* _Exercise tasks_
#1 According to the Liger-Kernel bug report, what error does the kernel return when the model is split across multiple GPUs with device_map="auto"?
#2 Reproduce the passage of the Liger-Kernel bug report starting at "trafficstars" and ending at "set_seed(0)", copied exactly.

* _Excerpt to read_
******************************

Liger-Kernel
Liger-Kernel copied to clipboard
When enabling naive model parallelism using ```device_map```, the liger-kernel does not work.
trafficstars
🐛 Describe the bug
When the model is split across multiple GPUs using device_map="auto", the liger-kernel will return a ValueError.
Reproduce
os.environ['CUDA_VISIBLE_DEVICES'] = '0,1'
from transformers import AutoModelForCausalLM, set_seed
from transformers.loss.loss_utils import ForCausalLMLoss
set_seed(0)
from liger_kernel.transformers import apply_liger_kernel_to_qwen2
import torch
apply_liger_kernel_to_qwen2(
rope=True,
swiglu=True,
cross_entropy=False,
fused_linear_cross_entropy=False,
rms_norm=True
)
model = AutoModelForCausalLM.from_pretrained("./Qwen2.5-3B-Instruct",
torch_dtype=torch.bfloat16,
device_map="auto")

******************************

* _Extracted information_
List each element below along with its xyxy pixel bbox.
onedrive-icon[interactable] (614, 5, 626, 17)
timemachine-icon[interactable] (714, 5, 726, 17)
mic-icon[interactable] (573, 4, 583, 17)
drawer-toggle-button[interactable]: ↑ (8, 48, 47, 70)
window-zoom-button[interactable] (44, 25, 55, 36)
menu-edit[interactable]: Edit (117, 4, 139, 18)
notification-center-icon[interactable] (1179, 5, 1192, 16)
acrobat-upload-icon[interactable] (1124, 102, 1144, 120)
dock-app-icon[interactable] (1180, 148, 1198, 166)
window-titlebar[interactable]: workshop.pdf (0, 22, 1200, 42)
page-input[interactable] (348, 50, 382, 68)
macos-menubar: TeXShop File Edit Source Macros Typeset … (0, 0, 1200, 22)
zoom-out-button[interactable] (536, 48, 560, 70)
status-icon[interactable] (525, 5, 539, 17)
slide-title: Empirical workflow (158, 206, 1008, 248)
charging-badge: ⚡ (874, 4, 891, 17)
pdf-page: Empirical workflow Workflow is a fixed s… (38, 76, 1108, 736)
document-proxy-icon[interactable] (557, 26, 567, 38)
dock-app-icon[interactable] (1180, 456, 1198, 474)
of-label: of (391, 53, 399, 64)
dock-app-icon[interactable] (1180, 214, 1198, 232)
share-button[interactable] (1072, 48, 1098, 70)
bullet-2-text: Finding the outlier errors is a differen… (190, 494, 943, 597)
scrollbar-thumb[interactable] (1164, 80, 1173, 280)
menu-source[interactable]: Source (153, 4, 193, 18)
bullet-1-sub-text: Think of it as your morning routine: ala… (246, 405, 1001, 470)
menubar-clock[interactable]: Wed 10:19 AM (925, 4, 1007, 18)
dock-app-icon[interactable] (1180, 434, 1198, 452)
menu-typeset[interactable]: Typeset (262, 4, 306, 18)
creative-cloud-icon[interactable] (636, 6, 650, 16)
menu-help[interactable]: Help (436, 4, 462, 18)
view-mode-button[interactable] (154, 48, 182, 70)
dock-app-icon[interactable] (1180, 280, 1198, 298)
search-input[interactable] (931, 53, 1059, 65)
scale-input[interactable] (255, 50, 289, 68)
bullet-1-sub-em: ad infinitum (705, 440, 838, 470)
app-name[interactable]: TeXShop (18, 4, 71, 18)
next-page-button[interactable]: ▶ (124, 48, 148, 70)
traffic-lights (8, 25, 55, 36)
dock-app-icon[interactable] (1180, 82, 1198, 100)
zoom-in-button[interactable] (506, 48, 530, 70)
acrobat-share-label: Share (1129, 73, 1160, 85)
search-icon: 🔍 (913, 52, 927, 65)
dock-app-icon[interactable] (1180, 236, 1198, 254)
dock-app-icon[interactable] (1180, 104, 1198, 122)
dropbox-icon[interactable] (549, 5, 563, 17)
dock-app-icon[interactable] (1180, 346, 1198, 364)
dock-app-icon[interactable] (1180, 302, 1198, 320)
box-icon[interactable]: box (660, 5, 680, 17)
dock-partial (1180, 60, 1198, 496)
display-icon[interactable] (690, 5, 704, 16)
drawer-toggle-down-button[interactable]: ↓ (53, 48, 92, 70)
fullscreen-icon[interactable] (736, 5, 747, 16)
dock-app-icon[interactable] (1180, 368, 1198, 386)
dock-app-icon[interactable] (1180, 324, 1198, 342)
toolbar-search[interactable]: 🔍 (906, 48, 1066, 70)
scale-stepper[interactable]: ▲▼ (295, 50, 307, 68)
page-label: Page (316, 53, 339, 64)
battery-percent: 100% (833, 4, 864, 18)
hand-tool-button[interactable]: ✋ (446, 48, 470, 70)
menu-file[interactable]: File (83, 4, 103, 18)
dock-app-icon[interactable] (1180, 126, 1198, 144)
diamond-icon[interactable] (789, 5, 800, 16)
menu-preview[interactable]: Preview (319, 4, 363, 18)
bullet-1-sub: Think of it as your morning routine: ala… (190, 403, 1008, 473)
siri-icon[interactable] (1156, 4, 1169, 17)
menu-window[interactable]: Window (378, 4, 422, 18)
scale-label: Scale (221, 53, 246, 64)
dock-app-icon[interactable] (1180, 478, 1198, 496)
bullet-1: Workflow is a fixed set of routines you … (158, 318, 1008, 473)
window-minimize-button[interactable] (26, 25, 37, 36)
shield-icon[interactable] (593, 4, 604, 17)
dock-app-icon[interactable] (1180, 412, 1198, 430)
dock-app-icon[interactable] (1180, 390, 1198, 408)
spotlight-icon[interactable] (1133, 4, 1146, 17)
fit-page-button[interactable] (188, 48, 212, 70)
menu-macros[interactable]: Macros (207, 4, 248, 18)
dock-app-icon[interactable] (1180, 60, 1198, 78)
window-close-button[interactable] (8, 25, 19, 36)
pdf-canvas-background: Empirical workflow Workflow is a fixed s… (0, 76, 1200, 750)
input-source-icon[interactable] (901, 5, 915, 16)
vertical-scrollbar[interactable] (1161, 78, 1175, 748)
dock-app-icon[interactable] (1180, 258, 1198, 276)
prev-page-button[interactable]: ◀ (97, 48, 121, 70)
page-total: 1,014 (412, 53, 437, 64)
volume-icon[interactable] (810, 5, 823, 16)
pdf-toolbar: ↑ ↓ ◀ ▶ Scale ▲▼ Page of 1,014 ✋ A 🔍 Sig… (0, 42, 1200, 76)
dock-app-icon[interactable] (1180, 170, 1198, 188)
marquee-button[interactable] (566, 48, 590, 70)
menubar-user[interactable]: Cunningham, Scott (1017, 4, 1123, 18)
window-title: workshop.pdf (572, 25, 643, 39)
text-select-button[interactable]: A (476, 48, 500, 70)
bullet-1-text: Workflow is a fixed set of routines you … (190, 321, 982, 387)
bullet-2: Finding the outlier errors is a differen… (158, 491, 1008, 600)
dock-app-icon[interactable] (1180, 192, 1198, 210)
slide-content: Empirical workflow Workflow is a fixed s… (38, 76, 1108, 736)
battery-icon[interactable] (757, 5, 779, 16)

******************************

* _Answers by item number_
#1 A ValueError.

#2
trafficstars
🐛 Describe the bug
When the model is split across multiple GPUs using device_map="auto", the liger-kernel will return a ValueError.
Reproduce
os.environ['CUDA_VISIBLE_DEVICES'] = '0,1'
from transformers import AutoModelForCausalLM, set_seed
from transformers.loss.loss_utils import ForCausalLMLoss
set_seed(0)